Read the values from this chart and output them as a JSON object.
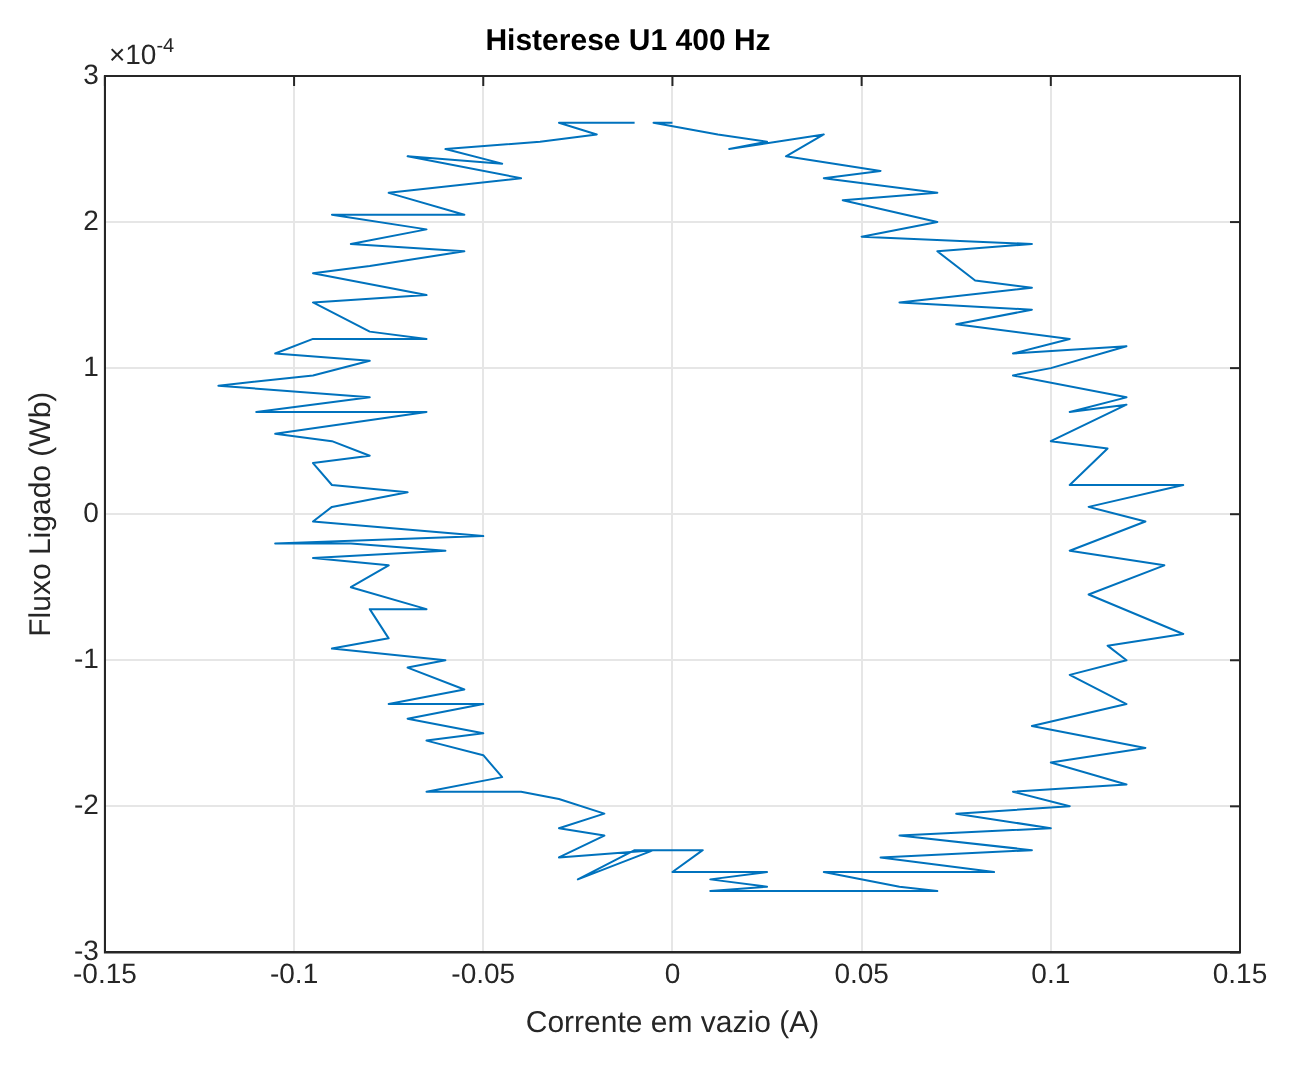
{
  "chart_data": {
    "type": "line",
    "legend": false,
    "title": "Histerese U1 400 Hz",
    "xlabel": "Corrente em vazio (A)",
    "ylabel": "Fluxo Ligado (Wb)",
    "annotations": [
      "×10$^{-4}$"
    ],
    "x": [
      0,
      -0.005,
      0.012,
      0.025,
      0.015,
      0.04,
      0.03,
      0.055,
      0.04,
      0.07,
      0.045,
      0.07,
      0.05,
      0.095,
      0.07,
      0.08,
      0.095,
      0.06,
      0.095,
      0.075,
      0.105,
      0.09,
      0.12,
      0.1,
      0.09,
      0.12,
      0.105,
      0.12,
      0.1,
      0.115,
      0.105,
      0.135,
      0.11,
      0.125,
      0.105,
      0.13,
      0.11,
      0.135,
      0.115,
      0.12,
      0.105,
      0.12,
      0.095,
      0.125,
      0.1,
      0.12,
      0.09,
      0.105,
      0.075,
      0.1,
      0.06,
      0.095,
      0.055,
      0.085,
      0.04,
      0.06,
      0.07,
      0.01,
      0.025,
      0.01,
      0.025,
      0,
      0.008,
      -0.01,
      -0.025,
      -0.005,
      -0.03,
      -0.018,
      -0.03,
      -0.018,
      -0.03,
      -0.04,
      -0.065,
      -0.045,
      -0.05,
      -0.065,
      -0.05,
      -0.07,
      -0.05,
      -0.075,
      -0.055,
      -0.07,
      -0.06,
      -0.09,
      -0.075,
      -0.08,
      -0.065,
      -0.085,
      -0.075,
      -0.095,
      -0.06,
      -0.085,
      -0.105,
      -0.05,
      -0.095,
      -0.09,
      -0.07,
      -0.09,
      -0.095,
      -0.08,
      -0.09,
      -0.105,
      -0.065,
      -0.11,
      -0.08,
      -0.12,
      -0.095,
      -0.08,
      -0.105,
      -0.095,
      -0.065,
      -0.08,
      -0.095,
      -0.065,
      -0.095,
      -0.08,
      -0.055,
      -0.085,
      -0.065,
      -0.09,
      -0.055,
      -0.075,
      -0.04,
      -0.07,
      -0.045,
      -0.06,
      -0.035,
      -0.02,
      -0.03,
      -0.01
    ],
    "series": [
      {
        "color": "#0072bd",
        "values": [
          2.68,
          2.68,
          2.6,
          2.55,
          2.5,
          2.6,
          2.45,
          2.35,
          2.3,
          2.2,
          2.15,
          2.0,
          1.9,
          1.85,
          1.8,
          1.6,
          1.55,
          1.45,
          1.4,
          1.3,
          1.2,
          1.1,
          1.15,
          1.0,
          0.95,
          0.8,
          0.7,
          0.75,
          0.5,
          0.45,
          0.2,
          0.2,
          0.05,
          -0.05,
          -0.25,
          -0.35,
          -0.55,
          -0.82,
          -0.9,
          -1.0,
          -1.1,
          -1.3,
          -1.45,
          -1.6,
          -1.7,
          -1.85,
          -1.9,
          -2.0,
          -2.05,
          -2.15,
          -2.2,
          -2.3,
          -2.35,
          -2.45,
          -2.45,
          -2.55,
          -2.58,
          -2.58,
          -2.55,
          -2.5,
          -2.45,
          -2.45,
          -2.3,
          -2.3,
          -2.5,
          -2.3,
          -2.35,
          -2.2,
          -2.15,
          -2.05,
          -1.95,
          -1.9,
          -1.9,
          -1.8,
          -1.65,
          -1.55,
          -1.5,
          -1.4,
          -1.3,
          -1.3,
          -1.2,
          -1.05,
          -1.0,
          -0.92,
          -0.85,
          -0.65,
          -0.65,
          -0.5,
          -0.35,
          -0.3,
          -0.25,
          -0.2,
          -0.2,
          -0.15,
          -0.05,
          0.05,
          0.15,
          0.2,
          0.35,
          0.4,
          0.5,
          0.55,
          0.7,
          0.7,
          0.8,
          0.88,
          0.95,
          1.05,
          1.1,
          1.2,
          1.2,
          1.25,
          1.45,
          1.5,
          1.65,
          1.7,
          1.8,
          1.85,
          1.95,
          2.05,
          2.05,
          2.2,
          2.3,
          2.45,
          2.4,
          2.5,
          2.55,
          2.6,
          2.68,
          2.68
        ]
      }
    ],
    "xlim": [
      -0.15,
      0.15
    ],
    "xticks": [
      -0.15,
      -0.1,
      -0.05,
      0,
      0.05,
      0.1,
      0.15
    ],
    "ylim": [
      -3,
      3
    ],
    "yticks": [
      -3,
      -2,
      -1,
      0,
      1,
      2,
      3
    ],
    "grid": true,
    "marker": "none",
    "line_style": "solid"
  }
}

» **The problem**
List the lines of the material in which the word "values" occurs.

» **In response**
Read the values from this chart and output them as a JSON object.
        "values": [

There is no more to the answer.